Data records
□ □ □ □

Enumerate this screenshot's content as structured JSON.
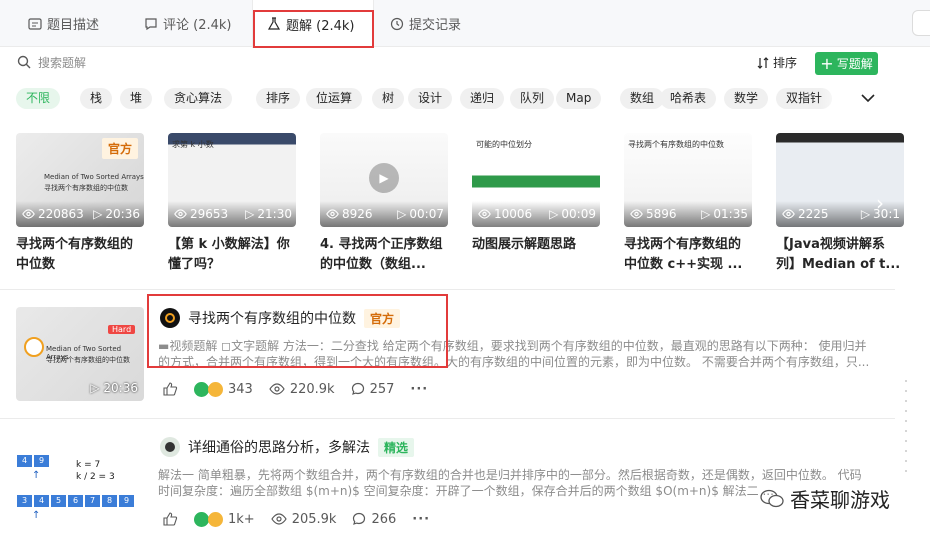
{
  "tabs": [
    {
      "label": "题目描述",
      "icon": "description-icon"
    },
    {
      "label": "评论 (2.4k)",
      "icon": "comment-icon"
    },
    {
      "label": "题解 (2.4k)",
      "icon": "flask-icon"
    },
    {
      "label": "提交记录",
      "icon": "history-icon"
    }
  ],
  "search": {
    "placeholder": "搜索题解",
    "sort_label": "排序",
    "write_label": "写题解"
  },
  "tags": [
    "不限",
    "栈",
    "堆",
    "贪心算法",
    "排序",
    "位运算",
    "树",
    "设计",
    "递归",
    "队列",
    "Map",
    "数组",
    "哈希表",
    "数学",
    "双指针"
  ],
  "videos": [
    {
      "views": "220863",
      "duration": "20:36",
      "title": "寻找两个有序数组的中位数",
      "badge": "官方",
      "thumb_en": "Median of Two Sorted Arrays",
      "thumb_cn": "寻找两个有序数组的中位数"
    },
    {
      "views": "29653",
      "duration": "21:30",
      "title": "【第 k 小数解法】你懂了吗？",
      "thumb_text": "求第 k 小数"
    },
    {
      "views": "8926",
      "duration": "00:07",
      "title": "4. 寻找两个正序数组的中位数（数组..."
    },
    {
      "views": "10006",
      "duration": "00:09",
      "title": "动图展示解题思路",
      "thumb_text": "可能的中位划分"
    },
    {
      "views": "5896",
      "duration": "01:35",
      "title": "寻找两个有序数组的中位数 c++实现 ...",
      "thumb_text": "寻找两个有序数组的中位数"
    },
    {
      "views": "2225",
      "duration": "30:1",
      "title": "【Java视频讲解系列】Median of t..."
    }
  ],
  "solutions": [
    {
      "title": "寻找两个有序数组的中位数",
      "badge": "官方",
      "summary": "▬视频题解 ◻文字题解 方法一：二分查找 给定两个有序数组，要求找到两个有序数组的中位数，最直观的思路有以下两种： 使用归并的方式，合并两个有序数组，得到一个大的有序数组。大的有序数组的中间位置的元素，即为中位数。 不需要合并两个有序数组，只...",
      "likes": "343",
      "views": "220.9k",
      "comments": "257",
      "duration": "20:36",
      "thumb_tag": "Hard",
      "thumb_en": "Median of Two Sorted Arrays",
      "thumb_cn": "寻找两个有序数组的中位数"
    },
    {
      "title": "详细通俗的思路分析，多解法",
      "badge": "精选",
      "summary": "解法一 简单粗暴，先将两个数组合并，两个有序数组的合并也是归并排序中的一部分。然后根据奇数，还是偶数，返回中位数。 代码时间复杂度：遍历全部数组 $(m+n)$ 空间复杂度：开辟了一个数组，保存合并后的两个数组 $O(m+n)$ 解法二 ...",
      "likes": "1k+",
      "views": "205.9k",
      "comments": "266",
      "thumb_top": [
        "4",
        "9"
      ],
      "thumb_k": [
        "k = 7",
        "k / 2 = 3"
      ],
      "thumb_bottom": [
        "3",
        "4",
        "5",
        "6",
        "7",
        "8",
        "9"
      ]
    }
  ],
  "watermark": "香菜聊游戏",
  "colors": {
    "accent_green": "#2db55d",
    "official_orange": "#d46b08",
    "highlight_red": "#e23b3b"
  }
}
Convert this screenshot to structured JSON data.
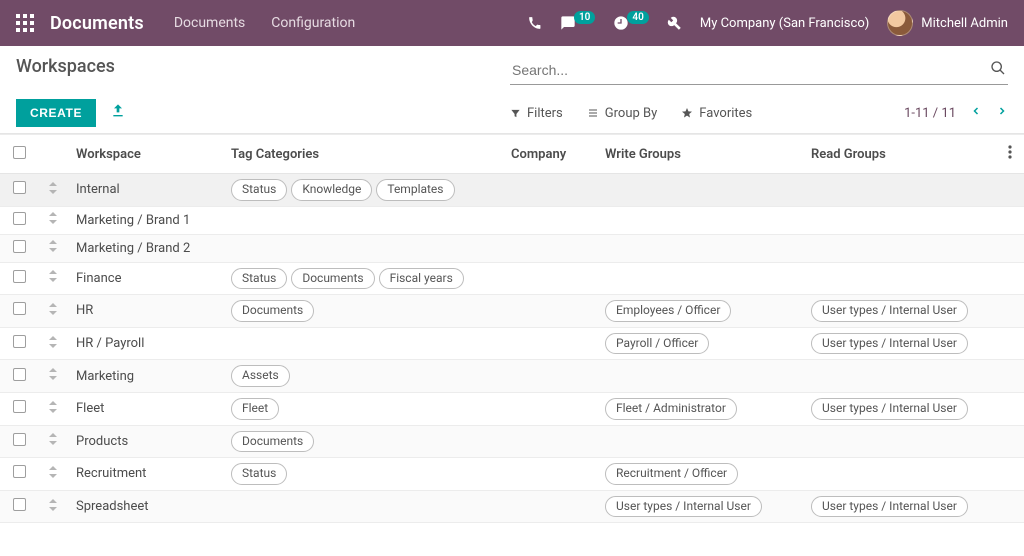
{
  "nav": {
    "brand": "Documents",
    "menu": [
      "Documents",
      "Configuration"
    ],
    "discuss_badge": "10",
    "activity_badge": "40",
    "company": "My Company (San Francisco)",
    "user": "Mitchell Admin"
  },
  "cp": {
    "title": "Workspaces",
    "create": "CREATE",
    "search_placeholder": "Search...",
    "filters": "Filters",
    "groupby": "Group By",
    "favorites": "Favorites",
    "pager": "1-11 / 11"
  },
  "columns": {
    "workspace": "Workspace",
    "tag_categories": "Tag Categories",
    "company": "Company",
    "write_groups": "Write Groups",
    "read_groups": "Read Groups"
  },
  "rows": [
    {
      "workspace": "Internal",
      "tags": [
        "Status",
        "Knowledge",
        "Templates"
      ],
      "company": "",
      "write_groups": [],
      "read_groups": []
    },
    {
      "workspace": "Marketing / Brand 1",
      "tags": [],
      "company": "",
      "write_groups": [],
      "read_groups": []
    },
    {
      "workspace": "Marketing / Brand 2",
      "tags": [],
      "company": "",
      "write_groups": [],
      "read_groups": []
    },
    {
      "workspace": "Finance",
      "tags": [
        "Status",
        "Documents",
        "Fiscal years"
      ],
      "company": "",
      "write_groups": [],
      "read_groups": []
    },
    {
      "workspace": "HR",
      "tags": [
        "Documents"
      ],
      "company": "",
      "write_groups": [
        "Employees / Officer"
      ],
      "read_groups": [
        "User types / Internal User"
      ]
    },
    {
      "workspace": "HR / Payroll",
      "tags": [],
      "company": "",
      "write_groups": [
        "Payroll / Officer"
      ],
      "read_groups": [
        "User types / Internal User"
      ]
    },
    {
      "workspace": "Marketing",
      "tags": [
        "Assets"
      ],
      "company": "",
      "write_groups": [],
      "read_groups": []
    },
    {
      "workspace": "Fleet",
      "tags": [
        "Fleet"
      ],
      "company": "",
      "write_groups": [
        "Fleet / Administrator"
      ],
      "read_groups": [
        "User types / Internal User"
      ]
    },
    {
      "workspace": "Products",
      "tags": [
        "Documents"
      ],
      "company": "",
      "write_groups": [],
      "read_groups": []
    },
    {
      "workspace": "Recruitment",
      "tags": [
        "Status"
      ],
      "company": "",
      "write_groups": [
        "Recruitment / Officer"
      ],
      "read_groups": []
    },
    {
      "workspace": "Spreadsheet",
      "tags": [],
      "company": "",
      "write_groups": [
        "User types / Internal User"
      ],
      "read_groups": [
        "User types / Internal User"
      ]
    }
  ]
}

□ □ □ □

> **REQUIREMENTS**:
Pictures are to be left out; the records above must be repeated word for word.

> **EXPECTED OUTPUT**:
Enumerate this screenshot's content as structured JSON.
{
  "tabs": [
    {
      "label": "题目描述",
      "icon": "description-icon"
    },
    {
      "label": "评论 (2.4k)",
      "icon": "comment-icon"
    },
    {
      "label": "题解 (2.4k)",
      "icon": "flask-icon"
    },
    {
      "label": "提交记录",
      "icon": "history-icon"
    }
  ],
  "search": {
    "placeholder": "搜索题解",
    "sort_label": "排序",
    "write_label": "写题解"
  },
  "tags": [
    "不限",
    "栈",
    "堆",
    "贪心算法",
    "排序",
    "位运算",
    "树",
    "设计",
    "递归",
    "队列",
    "Map",
    "数组",
    "哈希表",
    "数学",
    "双指针"
  ],
  "videos": [
    {
      "views": "220863",
      "duration": "20:36",
      "title": "寻找两个有序数组的中位数",
      "badge": "官方",
      "thumb_en": "Median of Two Sorted Arrays",
      "thumb_cn": "寻找两个有序数组的中位数"
    },
    {
      "views": "29653",
      "duration": "21:30",
      "title": "【第 k 小数解法】你懂了吗？",
      "thumb_text": "求第 k 小数"
    },
    {
      "views": "8926",
      "duration": "00:07",
      "title": "4. 寻找两个正序数组的中位数（数组..."
    },
    {
      "views": "10006",
      "duration": "00:09",
      "title": "动图展示解题思路",
      "thumb_text": "可能的中位划分"
    },
    {
      "views": "5896",
      "duration": "01:35",
      "title": "寻找两个有序数组的中位数 c++实现 ...",
      "thumb_text": "寻找两个有序数组的中位数"
    },
    {
      "views": "2225",
      "duration": "30:1",
      "title": "【Java视频讲解系列】Median of t..."
    }
  ],
  "solutions": [
    {
      "title": "寻找两个有序数组的中位数",
      "badge": "官方",
      "summary": "▬视频题解 ◻文字题解 方法一：二分查找 给定两个有序数组，要求找到两个有序数组的中位数，最直观的思路有以下两种： 使用归并的方式，合并两个有序数组，得到一个大的有序数组。大的有序数组的中间位置的元素，即为中位数。 不需要合并两个有序数组，只...",
      "likes": "343",
      "views": "220.9k",
      "comments": "257",
      "duration": "20:36",
      "thumb_tag": "Hard",
      "thumb_en": "Median of Two Sorted Arrays",
      "thumb_cn": "寻找两个有序数组的中位数"
    },
    {
      "title": "详细通俗的思路分析，多解法",
      "badge": "精选",
      "summary": "解法一 简单粗暴，先将两个数组合并，两个有序数组的合并也是归并排序中的一部分。然后根据奇数，还是偶数，返回中位数。 代码时间复杂度：遍历全部数组 $(m+n)$ 空间复杂度：开辟了一个数组，保存合并后的两个数组 $O(m+n)$ 解法二 ...",
      "likes": "1k+",
      "views": "205.9k",
      "comments": "266",
      "thumb_top": [
        "4",
        "9"
      ],
      "thumb_k": [
        "k = 7",
        "k / 2 = 3"
      ],
      "thumb_bottom": [
        "3",
        "4",
        "5",
        "6",
        "7",
        "8",
        "9"
      ]
    }
  ],
  "watermark": "香菜聊游戏",
  "colors": {
    "accent_green": "#2db55d",
    "official_orange": "#d46b08",
    "highlight_red": "#e23b3b"
  }
}
Convert this screenshot to structured JSON data.
{
  "nav": {
    "brand": "Documents",
    "menu": [
      "Documents",
      "Configuration"
    ],
    "discuss_badge": "10",
    "activity_badge": "40",
    "company": "My Company (San Francisco)",
    "user": "Mitchell Admin"
  },
  "cp": {
    "title": "Workspaces",
    "create": "CREATE",
    "search_placeholder": "Search...",
    "filters": "Filters",
    "groupby": "Group By",
    "favorites": "Favorites",
    "pager": "1-11 / 11"
  },
  "columns": {
    "workspace": "Workspace",
    "tag_categories": "Tag Categories",
    "company": "Company",
    "write_groups": "Write Groups",
    "read_groups": "Read Groups"
  },
  "rows": [
    {
      "workspace": "Internal",
      "tags": [
        "Status",
        "Knowledge",
        "Templates"
      ],
      "company": "",
      "write_groups": [],
      "read_groups": []
    },
    {
      "workspace": "Marketing / Brand 1",
      "tags": [],
      "company": "",
      "write_groups": [],
      "read_groups": []
    },
    {
      "workspace": "Marketing / Brand 2",
      "tags": [],
      "company": "",
      "write_groups": [],
      "read_groups": []
    },
    {
      "workspace": "Finance",
      "tags": [
        "Status",
        "Documents",
        "Fiscal years"
      ],
      "company": "",
      "write_groups": [],
      "read_groups": []
    },
    {
      "workspace": "HR",
      "tags": [
        "Documents"
      ],
      "company": "",
      "write_groups": [
        "Employees / Officer"
      ],
      "read_groups": [
        "User types / Internal User"
      ]
    },
    {
      "workspace": "HR / Payroll",
      "tags": [],
      "company": "",
      "write_groups": [
        "Payroll / Officer"
      ],
      "read_groups": [
        "User types / Internal User"
      ]
    },
    {
      "workspace": "Marketing",
      "tags": [
        "Assets"
      ],
      "company": "",
      "write_groups": [],
      "read_groups": []
    },
    {
      "workspace": "Fleet",
      "tags": [
        "Fleet"
      ],
      "company": "",
      "write_groups": [
        "Fleet / Administrator"
      ],
      "read_groups": [
        "User types / Internal User"
      ]
    },
    {
      "workspace": "Products",
      "tags": [
        "Documents"
      ],
      "company": "",
      "write_groups": [],
      "read_groups": []
    },
    {
      "workspace": "Recruitment",
      "tags": [
        "Status"
      ],
      "company": "",
      "write_groups": [
        "Recruitment / Officer"
      ],
      "read_groups": []
    },
    {
      "workspace": "Spreadsheet",
      "tags": [],
      "company": "",
      "write_groups": [
        "User types / Internal User"
      ],
      "read_groups": [
        "User types / Internal User"
      ]
    }
  ]
}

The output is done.